## SHORT EXERCISE:
Pull out every line from the listing that has the word "Флоровского".

[Recorded data]
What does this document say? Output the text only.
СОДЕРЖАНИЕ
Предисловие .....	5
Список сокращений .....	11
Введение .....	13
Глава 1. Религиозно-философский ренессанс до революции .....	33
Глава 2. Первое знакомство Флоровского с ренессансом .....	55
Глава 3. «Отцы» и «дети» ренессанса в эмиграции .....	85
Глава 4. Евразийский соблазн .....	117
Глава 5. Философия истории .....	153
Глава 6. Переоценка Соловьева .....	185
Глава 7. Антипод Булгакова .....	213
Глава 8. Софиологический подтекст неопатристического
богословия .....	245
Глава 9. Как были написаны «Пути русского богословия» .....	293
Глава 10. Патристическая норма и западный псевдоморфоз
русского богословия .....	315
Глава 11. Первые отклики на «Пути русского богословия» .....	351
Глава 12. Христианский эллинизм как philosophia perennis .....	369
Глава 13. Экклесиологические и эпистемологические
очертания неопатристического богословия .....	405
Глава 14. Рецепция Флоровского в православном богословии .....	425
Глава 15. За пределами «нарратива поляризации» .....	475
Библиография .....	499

## OUTPUT FOR THIS EXERCISE:
Глава 2. Первое знакомство Флоровского с ренессансом .....	55
Глава 14. Рецепция Флоровского в православном богословии .....	425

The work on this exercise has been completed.